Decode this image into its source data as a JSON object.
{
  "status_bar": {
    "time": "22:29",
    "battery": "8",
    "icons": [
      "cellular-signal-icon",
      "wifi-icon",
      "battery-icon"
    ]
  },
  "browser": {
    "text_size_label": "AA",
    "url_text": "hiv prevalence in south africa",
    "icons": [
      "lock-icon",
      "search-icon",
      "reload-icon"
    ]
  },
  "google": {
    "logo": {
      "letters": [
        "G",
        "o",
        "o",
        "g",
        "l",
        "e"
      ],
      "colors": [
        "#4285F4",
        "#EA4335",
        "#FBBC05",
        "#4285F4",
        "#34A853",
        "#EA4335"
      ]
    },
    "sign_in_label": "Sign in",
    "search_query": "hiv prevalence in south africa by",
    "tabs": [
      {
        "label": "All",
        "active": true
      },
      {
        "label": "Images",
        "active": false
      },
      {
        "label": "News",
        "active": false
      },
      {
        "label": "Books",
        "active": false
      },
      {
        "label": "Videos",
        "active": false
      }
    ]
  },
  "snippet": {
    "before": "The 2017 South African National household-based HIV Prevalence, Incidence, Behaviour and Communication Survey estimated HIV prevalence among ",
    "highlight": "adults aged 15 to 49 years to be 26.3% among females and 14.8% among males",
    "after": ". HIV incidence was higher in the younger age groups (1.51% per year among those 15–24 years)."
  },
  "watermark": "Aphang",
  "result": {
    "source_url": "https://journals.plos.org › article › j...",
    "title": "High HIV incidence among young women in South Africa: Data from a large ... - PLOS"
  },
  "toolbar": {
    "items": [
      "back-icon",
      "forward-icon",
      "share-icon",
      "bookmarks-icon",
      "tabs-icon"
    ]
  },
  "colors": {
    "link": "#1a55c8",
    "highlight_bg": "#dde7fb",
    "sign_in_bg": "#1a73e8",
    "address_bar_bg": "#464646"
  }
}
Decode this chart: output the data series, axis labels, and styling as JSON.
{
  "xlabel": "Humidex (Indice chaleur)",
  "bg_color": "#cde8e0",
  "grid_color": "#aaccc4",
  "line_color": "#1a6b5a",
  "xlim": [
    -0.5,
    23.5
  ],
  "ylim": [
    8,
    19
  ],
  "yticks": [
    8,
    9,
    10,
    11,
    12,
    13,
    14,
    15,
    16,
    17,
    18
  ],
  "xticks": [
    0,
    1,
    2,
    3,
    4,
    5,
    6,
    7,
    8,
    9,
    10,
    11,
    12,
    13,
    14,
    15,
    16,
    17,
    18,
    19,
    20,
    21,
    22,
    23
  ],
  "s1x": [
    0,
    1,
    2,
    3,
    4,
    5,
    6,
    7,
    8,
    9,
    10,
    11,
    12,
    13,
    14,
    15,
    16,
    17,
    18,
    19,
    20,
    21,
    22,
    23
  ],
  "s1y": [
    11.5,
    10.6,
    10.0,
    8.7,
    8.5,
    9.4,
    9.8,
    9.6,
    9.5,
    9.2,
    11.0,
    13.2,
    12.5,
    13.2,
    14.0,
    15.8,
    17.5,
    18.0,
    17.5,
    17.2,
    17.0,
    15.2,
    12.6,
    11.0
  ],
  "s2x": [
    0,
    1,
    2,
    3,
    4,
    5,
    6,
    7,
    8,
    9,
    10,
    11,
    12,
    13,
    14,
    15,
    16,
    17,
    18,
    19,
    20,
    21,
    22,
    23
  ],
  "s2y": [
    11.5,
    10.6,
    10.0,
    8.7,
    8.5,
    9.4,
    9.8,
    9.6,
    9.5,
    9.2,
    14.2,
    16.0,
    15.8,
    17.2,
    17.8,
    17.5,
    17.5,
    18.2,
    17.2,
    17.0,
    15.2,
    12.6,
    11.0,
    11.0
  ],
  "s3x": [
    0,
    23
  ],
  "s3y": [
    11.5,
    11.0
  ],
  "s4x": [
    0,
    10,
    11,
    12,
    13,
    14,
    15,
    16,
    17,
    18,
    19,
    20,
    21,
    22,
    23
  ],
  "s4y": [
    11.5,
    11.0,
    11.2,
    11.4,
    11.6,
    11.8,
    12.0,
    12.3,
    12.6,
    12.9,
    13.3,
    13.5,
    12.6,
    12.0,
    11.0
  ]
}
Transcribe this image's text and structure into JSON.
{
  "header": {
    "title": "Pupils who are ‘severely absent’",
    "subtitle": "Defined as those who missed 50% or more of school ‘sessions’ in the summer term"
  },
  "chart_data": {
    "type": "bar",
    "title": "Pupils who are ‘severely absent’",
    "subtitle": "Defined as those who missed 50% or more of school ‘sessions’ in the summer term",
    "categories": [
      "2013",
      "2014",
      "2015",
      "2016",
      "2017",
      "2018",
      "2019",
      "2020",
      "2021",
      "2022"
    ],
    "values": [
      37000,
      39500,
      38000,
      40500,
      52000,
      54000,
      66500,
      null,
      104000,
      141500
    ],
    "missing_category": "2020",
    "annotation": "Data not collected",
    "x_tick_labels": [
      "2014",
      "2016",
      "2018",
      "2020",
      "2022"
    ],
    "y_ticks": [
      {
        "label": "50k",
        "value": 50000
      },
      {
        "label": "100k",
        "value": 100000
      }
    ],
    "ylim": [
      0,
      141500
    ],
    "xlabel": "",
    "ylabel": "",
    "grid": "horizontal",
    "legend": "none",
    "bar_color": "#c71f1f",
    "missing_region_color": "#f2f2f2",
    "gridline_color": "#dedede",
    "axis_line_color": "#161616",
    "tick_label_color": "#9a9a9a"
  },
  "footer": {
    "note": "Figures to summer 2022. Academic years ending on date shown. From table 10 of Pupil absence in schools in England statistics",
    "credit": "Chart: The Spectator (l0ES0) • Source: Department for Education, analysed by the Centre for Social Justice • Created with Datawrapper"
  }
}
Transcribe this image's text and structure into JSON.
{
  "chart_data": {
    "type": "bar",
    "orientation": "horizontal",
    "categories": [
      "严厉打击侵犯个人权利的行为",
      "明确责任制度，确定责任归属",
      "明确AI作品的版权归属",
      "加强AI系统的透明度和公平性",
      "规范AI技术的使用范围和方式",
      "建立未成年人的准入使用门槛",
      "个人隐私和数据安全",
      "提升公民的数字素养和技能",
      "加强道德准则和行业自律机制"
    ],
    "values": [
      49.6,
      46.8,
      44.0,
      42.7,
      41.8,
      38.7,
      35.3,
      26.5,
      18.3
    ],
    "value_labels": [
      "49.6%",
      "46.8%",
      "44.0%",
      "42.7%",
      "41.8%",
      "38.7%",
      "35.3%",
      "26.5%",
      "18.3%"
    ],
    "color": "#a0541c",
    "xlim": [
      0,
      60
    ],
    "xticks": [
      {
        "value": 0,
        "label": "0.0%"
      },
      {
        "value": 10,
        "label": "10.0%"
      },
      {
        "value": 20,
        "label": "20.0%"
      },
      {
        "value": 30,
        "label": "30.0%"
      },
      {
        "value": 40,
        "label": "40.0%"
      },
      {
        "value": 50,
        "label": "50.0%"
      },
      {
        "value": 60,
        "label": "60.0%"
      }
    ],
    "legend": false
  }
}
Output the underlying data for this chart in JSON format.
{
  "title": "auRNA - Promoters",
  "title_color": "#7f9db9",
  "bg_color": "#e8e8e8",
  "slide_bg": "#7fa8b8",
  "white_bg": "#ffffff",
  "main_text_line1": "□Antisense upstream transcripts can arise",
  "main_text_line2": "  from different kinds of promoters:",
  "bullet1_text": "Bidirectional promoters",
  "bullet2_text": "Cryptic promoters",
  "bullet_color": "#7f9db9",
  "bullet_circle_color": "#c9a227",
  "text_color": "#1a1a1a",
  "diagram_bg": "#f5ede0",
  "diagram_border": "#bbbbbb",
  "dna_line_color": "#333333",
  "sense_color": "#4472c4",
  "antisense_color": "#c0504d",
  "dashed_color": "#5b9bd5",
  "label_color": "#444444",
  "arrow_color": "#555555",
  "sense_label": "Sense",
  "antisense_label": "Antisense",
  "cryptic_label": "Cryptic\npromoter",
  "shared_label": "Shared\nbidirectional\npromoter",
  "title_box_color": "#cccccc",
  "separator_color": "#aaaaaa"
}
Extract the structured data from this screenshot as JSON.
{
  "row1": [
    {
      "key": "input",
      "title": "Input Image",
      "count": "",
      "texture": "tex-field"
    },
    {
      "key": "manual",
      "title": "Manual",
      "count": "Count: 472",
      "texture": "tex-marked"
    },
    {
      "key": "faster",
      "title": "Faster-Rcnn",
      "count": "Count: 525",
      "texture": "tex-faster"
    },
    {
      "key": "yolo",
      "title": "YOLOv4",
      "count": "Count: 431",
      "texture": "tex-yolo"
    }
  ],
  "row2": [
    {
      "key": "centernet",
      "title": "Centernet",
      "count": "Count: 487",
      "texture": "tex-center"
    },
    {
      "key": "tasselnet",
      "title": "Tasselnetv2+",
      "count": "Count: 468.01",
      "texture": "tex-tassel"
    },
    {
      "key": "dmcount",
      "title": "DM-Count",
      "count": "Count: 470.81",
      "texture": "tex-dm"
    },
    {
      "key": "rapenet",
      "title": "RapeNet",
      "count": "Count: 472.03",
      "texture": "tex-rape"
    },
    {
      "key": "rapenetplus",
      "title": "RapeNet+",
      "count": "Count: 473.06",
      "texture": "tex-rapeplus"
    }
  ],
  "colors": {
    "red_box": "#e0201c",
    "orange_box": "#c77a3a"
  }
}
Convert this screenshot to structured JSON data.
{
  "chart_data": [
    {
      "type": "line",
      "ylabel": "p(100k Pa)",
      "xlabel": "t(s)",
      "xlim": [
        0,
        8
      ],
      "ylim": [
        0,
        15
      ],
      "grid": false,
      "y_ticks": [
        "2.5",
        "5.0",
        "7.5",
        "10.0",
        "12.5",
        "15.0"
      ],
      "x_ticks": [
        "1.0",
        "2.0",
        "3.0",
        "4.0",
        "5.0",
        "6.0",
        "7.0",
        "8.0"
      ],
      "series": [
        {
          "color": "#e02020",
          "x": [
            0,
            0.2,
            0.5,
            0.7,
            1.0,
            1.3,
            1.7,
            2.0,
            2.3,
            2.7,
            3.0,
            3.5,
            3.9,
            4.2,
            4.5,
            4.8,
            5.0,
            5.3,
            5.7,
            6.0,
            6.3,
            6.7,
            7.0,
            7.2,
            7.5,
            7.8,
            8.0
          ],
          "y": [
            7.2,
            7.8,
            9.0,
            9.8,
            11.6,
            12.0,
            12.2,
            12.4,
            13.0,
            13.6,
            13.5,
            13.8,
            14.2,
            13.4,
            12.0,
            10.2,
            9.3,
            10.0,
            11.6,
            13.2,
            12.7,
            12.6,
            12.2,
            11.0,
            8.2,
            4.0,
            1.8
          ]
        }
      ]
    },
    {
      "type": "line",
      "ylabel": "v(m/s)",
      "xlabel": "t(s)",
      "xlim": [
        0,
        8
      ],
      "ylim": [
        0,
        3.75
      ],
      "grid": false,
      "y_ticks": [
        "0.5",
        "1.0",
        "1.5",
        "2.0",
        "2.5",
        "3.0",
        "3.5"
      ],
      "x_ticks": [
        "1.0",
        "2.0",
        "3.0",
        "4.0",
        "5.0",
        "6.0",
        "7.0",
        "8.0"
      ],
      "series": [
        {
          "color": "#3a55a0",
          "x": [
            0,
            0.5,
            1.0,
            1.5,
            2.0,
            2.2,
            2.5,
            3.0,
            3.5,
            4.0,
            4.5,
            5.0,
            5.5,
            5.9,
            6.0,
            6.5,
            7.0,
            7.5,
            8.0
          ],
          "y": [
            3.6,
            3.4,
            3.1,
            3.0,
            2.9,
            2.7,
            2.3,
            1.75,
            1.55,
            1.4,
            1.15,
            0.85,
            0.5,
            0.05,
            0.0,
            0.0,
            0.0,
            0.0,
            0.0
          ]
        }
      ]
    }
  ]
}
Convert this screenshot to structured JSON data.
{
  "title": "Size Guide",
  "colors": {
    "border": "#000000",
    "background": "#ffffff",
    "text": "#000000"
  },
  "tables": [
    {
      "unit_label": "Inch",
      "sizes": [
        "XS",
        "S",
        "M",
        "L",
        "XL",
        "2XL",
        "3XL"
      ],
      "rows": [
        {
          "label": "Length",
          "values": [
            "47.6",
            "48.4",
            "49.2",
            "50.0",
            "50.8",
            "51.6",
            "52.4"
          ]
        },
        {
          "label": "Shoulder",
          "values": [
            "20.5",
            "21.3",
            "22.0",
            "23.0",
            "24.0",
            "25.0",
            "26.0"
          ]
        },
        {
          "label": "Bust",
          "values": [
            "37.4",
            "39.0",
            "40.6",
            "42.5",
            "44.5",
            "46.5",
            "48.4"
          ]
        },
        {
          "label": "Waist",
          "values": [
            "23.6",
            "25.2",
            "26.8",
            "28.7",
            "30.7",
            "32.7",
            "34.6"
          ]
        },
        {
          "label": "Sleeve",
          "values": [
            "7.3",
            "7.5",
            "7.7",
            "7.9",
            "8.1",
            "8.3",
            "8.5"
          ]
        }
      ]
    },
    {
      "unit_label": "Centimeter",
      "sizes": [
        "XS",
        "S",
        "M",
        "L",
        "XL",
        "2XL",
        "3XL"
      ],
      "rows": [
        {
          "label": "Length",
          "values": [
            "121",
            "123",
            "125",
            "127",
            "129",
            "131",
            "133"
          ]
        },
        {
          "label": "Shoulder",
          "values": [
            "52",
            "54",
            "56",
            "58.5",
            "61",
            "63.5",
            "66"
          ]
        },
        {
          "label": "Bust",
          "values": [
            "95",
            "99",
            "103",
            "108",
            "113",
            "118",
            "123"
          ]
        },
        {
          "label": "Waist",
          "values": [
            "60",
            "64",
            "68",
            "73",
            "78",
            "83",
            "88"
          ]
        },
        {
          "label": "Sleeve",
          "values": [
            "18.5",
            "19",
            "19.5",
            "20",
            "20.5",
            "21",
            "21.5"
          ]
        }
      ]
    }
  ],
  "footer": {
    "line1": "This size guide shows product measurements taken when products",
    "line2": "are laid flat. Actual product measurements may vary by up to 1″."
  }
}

————————

■ **Instructions to follow**: Above are the records. Identify each line that contains the word "those".

■ **Response for this exercise**:
    "after": ". HIV incidence was higher in the younger age groups (1.51% per year among those 15–24 years)."
    "subtitle": "Defined as those who missed 50% or more of school ‘sessions’ in the summer term"
    "subtitle": "Defined as those who missed 50% or more of school ‘sessions’ in the summer term",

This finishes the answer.